* Given problem: Print out the entries below with no edits.

* Exercise data:

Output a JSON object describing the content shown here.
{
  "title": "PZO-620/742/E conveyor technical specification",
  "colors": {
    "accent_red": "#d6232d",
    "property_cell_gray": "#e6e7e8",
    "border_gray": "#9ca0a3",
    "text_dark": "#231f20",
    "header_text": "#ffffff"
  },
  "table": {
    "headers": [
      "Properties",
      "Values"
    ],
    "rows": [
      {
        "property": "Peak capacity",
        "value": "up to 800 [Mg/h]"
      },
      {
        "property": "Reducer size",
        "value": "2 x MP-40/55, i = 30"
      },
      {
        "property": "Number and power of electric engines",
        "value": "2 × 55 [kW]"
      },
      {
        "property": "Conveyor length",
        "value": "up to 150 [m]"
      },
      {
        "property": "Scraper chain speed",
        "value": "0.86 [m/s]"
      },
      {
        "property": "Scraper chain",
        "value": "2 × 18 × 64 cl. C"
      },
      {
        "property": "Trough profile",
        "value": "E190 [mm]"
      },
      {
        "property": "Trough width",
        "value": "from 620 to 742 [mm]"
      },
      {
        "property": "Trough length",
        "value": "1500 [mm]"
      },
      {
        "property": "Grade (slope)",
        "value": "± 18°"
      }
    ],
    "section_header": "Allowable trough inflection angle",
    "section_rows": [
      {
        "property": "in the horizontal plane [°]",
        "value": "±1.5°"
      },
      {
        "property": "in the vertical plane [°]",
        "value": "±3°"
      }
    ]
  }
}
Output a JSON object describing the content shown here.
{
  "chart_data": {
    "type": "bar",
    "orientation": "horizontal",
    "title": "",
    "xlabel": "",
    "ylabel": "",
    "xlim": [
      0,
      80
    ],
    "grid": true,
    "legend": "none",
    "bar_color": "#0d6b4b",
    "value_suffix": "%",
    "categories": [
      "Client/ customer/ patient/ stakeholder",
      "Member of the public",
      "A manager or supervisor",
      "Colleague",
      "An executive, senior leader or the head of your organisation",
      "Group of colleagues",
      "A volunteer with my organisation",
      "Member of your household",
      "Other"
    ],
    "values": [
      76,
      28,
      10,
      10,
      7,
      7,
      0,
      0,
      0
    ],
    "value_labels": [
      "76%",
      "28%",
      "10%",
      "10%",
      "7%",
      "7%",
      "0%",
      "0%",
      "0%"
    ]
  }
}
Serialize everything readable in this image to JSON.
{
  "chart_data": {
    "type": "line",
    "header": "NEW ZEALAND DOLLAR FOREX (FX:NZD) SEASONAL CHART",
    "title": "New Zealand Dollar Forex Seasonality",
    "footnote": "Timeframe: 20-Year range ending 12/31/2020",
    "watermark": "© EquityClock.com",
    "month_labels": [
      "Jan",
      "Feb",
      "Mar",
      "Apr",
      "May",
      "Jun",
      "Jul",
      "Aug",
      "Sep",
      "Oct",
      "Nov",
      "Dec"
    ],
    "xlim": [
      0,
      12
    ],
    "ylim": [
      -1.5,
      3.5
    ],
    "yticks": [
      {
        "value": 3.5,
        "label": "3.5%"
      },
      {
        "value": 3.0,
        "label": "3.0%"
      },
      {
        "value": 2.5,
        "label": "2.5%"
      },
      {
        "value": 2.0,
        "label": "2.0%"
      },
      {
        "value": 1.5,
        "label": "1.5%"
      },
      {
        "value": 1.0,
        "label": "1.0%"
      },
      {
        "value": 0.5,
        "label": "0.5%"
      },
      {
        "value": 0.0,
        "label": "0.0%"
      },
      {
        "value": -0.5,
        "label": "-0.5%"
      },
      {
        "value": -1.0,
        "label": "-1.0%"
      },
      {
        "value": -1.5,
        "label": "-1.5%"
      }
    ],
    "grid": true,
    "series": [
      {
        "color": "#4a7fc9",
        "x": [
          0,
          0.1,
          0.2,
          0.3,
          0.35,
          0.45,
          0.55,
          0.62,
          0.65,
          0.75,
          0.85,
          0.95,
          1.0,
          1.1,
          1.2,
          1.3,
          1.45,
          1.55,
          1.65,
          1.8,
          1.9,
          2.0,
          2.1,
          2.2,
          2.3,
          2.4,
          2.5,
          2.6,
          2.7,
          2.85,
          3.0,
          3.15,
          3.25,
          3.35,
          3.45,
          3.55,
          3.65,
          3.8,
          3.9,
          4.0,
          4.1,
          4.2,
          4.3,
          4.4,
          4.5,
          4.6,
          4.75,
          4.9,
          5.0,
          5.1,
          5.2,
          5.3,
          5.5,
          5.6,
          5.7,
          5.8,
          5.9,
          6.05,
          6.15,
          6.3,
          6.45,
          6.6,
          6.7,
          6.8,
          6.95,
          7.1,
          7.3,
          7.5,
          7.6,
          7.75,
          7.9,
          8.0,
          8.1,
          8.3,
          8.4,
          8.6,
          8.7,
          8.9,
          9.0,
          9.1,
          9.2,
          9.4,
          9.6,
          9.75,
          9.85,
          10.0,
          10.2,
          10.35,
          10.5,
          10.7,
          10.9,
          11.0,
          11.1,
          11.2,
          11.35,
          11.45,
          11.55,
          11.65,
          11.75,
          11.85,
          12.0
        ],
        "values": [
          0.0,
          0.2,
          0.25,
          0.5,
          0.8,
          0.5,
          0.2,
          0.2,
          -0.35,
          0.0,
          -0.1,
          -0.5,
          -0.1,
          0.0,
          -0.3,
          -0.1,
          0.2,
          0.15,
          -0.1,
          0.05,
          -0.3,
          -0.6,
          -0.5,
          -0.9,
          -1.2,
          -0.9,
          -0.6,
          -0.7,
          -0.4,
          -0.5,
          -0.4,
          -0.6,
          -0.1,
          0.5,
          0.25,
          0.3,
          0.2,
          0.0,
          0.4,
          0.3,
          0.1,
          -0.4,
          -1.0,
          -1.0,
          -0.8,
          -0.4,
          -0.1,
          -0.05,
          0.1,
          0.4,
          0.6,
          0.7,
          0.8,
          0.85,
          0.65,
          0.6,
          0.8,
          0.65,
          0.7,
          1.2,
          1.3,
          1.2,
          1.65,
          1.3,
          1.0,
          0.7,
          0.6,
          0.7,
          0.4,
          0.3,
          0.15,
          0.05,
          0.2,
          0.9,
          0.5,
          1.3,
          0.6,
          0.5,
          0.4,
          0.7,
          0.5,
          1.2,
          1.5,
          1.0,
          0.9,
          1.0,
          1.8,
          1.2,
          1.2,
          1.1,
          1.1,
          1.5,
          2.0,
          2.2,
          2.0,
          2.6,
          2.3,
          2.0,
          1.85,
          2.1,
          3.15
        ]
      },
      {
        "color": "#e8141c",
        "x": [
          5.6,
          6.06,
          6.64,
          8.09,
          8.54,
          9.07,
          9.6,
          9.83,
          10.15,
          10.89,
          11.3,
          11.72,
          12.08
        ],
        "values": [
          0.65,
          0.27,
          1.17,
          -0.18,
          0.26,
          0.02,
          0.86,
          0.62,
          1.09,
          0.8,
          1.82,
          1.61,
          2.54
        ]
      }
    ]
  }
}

* Solution to this exercise:
Output a JSON object describing the content shown here.
{
  "title": "PZO-620/742/E conveyor technical specification",
  "colors": {
    "accent_red": "#d6232d",
    "property_cell_gray": "#e6e7e8",
    "border_gray": "#9ca0a3",
    "text_dark": "#231f20",
    "header_text": "#ffffff"
  },
  "table": {
    "headers": [
      "Properties",
      "Values"
    ],
    "rows": [
      {
        "property": "Peak capacity",
        "value": "up to 800 [Mg/h]"
      },
      {
        "property": "Reducer size",
        "value": "2 x MP-40/55, i = 30"
      },
      {
        "property": "Number and power of electric engines",
        "value": "2 × 55 [kW]"
      },
      {
        "property": "Conveyor length",
        "value": "up to 150 [m]"
      },
      {
        "property": "Scraper chain speed",
        "value": "0.86 [m/s]"
      },
      {
        "property": "Scraper chain",
        "value": "2 × 18 × 64 cl. C"
      },
      {
        "property": "Trough profile",
        "value": "E190 [mm]"
      },
      {
        "property": "Trough width",
        "value": "from 620 to 742 [mm]"
      },
      {
        "property": "Trough length",
        "value": "1500 [mm]"
      },
      {
        "property": "Grade (slope)",
        "value": "± 18°"
      }
    ],
    "section_header": "Allowable trough inflection angle",
    "section_rows": [
      {
        "property": "in the horizontal plane [°]",
        "value": "±1.5°"
      },
      {
        "property": "in the vertical plane [°]",
        "value": "±3°"
      }
    ]
  }
}
Output a JSON object describing the content shown here.
{
  "chart_data": {
    "type": "bar",
    "orientation": "horizontal",
    "title": "",
    "xlabel": "",
    "ylabel": "",
    "xlim": [
      0,
      80
    ],
    "grid": true,
    "legend": "none",
    "bar_color": "#0d6b4b",
    "value_suffix": "%",
    "categories": [
      "Client/ customer/ patient/ stakeholder",
      "Member of the public",
      "A manager or supervisor",
      "Colleague",
      "An executive, senior leader or the head of your organisation",
      "Group of colleagues",
      "A volunteer with my organisation",
      "Member of your household",
      "Other"
    ],
    "values": [
      76,
      28,
      10,
      10,
      7,
      7,
      0,
      0,
      0
    ],
    "value_labels": [
      "76%",
      "28%",
      "10%",
      "10%",
      "7%",
      "7%",
      "0%",
      "0%",
      "0%"
    ]
  }
}
Serialize everything readable in this image to JSON.
{
  "chart_data": {
    "type": "line",
    "header": "NEW ZEALAND DOLLAR FOREX (FX:NZD) SEASONAL CHART",
    "title": "New Zealand Dollar Forex Seasonality",
    "footnote": "Timeframe: 20-Year range ending 12/31/2020",
    "watermark": "© EquityClock.com",
    "month_labels": [
      "Jan",
      "Feb",
      "Mar",
      "Apr",
      "May",
      "Jun",
      "Jul",
      "Aug",
      "Sep",
      "Oct",
      "Nov",
      "Dec"
    ],
    "xlim": [
      0,
      12
    ],
    "ylim": [
      -1.5,
      3.5
    ],
    "yticks": [
      {
        "value": 3.5,
        "label": "3.5%"
      },
      {
        "value": 3.0,
        "label": "3.0%"
      },
      {
        "value": 2.5,
        "label": "2.5%"
      },
      {
        "value": 2.0,
        "label": "2.0%"
      },
      {
        "value": 1.5,
        "label": "1.5%"
      },
      {
        "value": 1.0,
        "label": "1.0%"
      },
      {
        "value": 0.5,
        "label": "0.5%"
      },
      {
        "value": 0.0,
        "label": "0.0%"
      },
      {
        "value": -0.5,
        "label": "-0.5%"
      },
      {
        "value": -1.0,
        "label": "-1.0%"
      },
      {
        "value": -1.5,
        "label": "-1.5%"
      }
    ],
    "grid": true,
    "series": [
      {
        "color": "#4a7fc9",
        "x": [
          0,
          0.1,
          0.2,
          0.3,
          0.35,
          0.45,
          0.55,
          0.62,
          0.65,
          0.75,
          0.85,
          0.95,
          1.0,
          1.1,
          1.2,
          1.3,
          1.45,
          1.55,
          1.65,
          1.8,
          1.9,
          2.0,
          2.1,
          2.2,
          2.3,
          2.4,
          2.5,
          2.6,
          2.7,
          2.85,
          3.0,
          3.15,
          3.25,
          3.35,
          3.45,
          3.55,
          3.65,
          3.8,
          3.9,
          4.0,
          4.1,
          4.2,
          4.3,
          4.4,
          4.5,
          4.6,
          4.75,
          4.9,
          5.0,
          5.1,
          5.2,
          5.3,
          5.5,
          5.6,
          5.7,
          5.8,
          5.9,
          6.05,
          6.15,
          6.3,
          6.45,
          6.6,
          6.7,
          6.8,
          6.95,
          7.1,
          7.3,
          7.5,
          7.6,
          7.75,
          7.9,
          8.0,
          8.1,
          8.3,
          8.4,
          8.6,
          8.7,
          8.9,
          9.0,
          9.1,
          9.2,
          9.4,
          9.6,
          9.75,
          9.85,
          10.0,
          10.2,
          10.35,
          10.5,
          10.7,
          10.9,
          11.0,
          11.1,
          11.2,
          11.35,
          11.45,
          11.55,
          11.65,
          11.75,
          11.85,
          12.0
        ],
        "values": [
          0.0,
          0.2,
          0.25,
          0.5,
          0.8,
          0.5,
          0.2,
          0.2,
          -0.35,
          0.0,
          -0.1,
          -0.5,
          -0.1,
          0.0,
          -0.3,
          -0.1,
          0.2,
          0.15,
          -0.1,
          0.05,
          -0.3,
          -0.6,
          -0.5,
          -0.9,
          -1.2,
          -0.9,
          -0.6,
          -0.7,
          -0.4,
          -0.5,
          -0.4,
          -0.6,
          -0.1,
          0.5,
          0.25,
          0.3,
          0.2,
          0.0,
          0.4,
          0.3,
          0.1,
          -0.4,
          -1.0,
          -1.0,
          -0.8,
          -0.4,
          -0.1,
          -0.05,
          0.1,
          0.4,
          0.6,
          0.7,
          0.8,
          0.85,
          0.65,
          0.6,
          0.8,
          0.65,
          0.7,
          1.2,
          1.3,
          1.2,
          1.65,
          1.3,
          1.0,
          0.7,
          0.6,
          0.7,
          0.4,
          0.3,
          0.15,
          0.05,
          0.2,
          0.9,
          0.5,
          1.3,
          0.6,
          0.5,
          0.4,
          0.7,
          0.5,
          1.2,
          1.5,
          1.0,
          0.9,
          1.0,
          1.8,
          1.2,
          1.2,
          1.1,
          1.1,
          1.5,
          2.0,
          2.2,
          2.0,
          2.6,
          2.3,
          2.0,
          1.85,
          2.1,
          3.15
        ]
      },
      {
        "color": "#e8141c",
        "x": [
          5.6,
          6.06,
          6.64,
          8.09,
          8.54,
          9.07,
          9.6,
          9.83,
          10.15,
          10.89,
          11.3,
          11.72,
          12.08
        ],
        "values": [
          0.65,
          0.27,
          1.17,
          -0.18,
          0.26,
          0.02,
          0.86,
          0.62,
          1.09,
          0.8,
          1.82,
          1.61,
          2.54
        ]
      }
    ]
  }
}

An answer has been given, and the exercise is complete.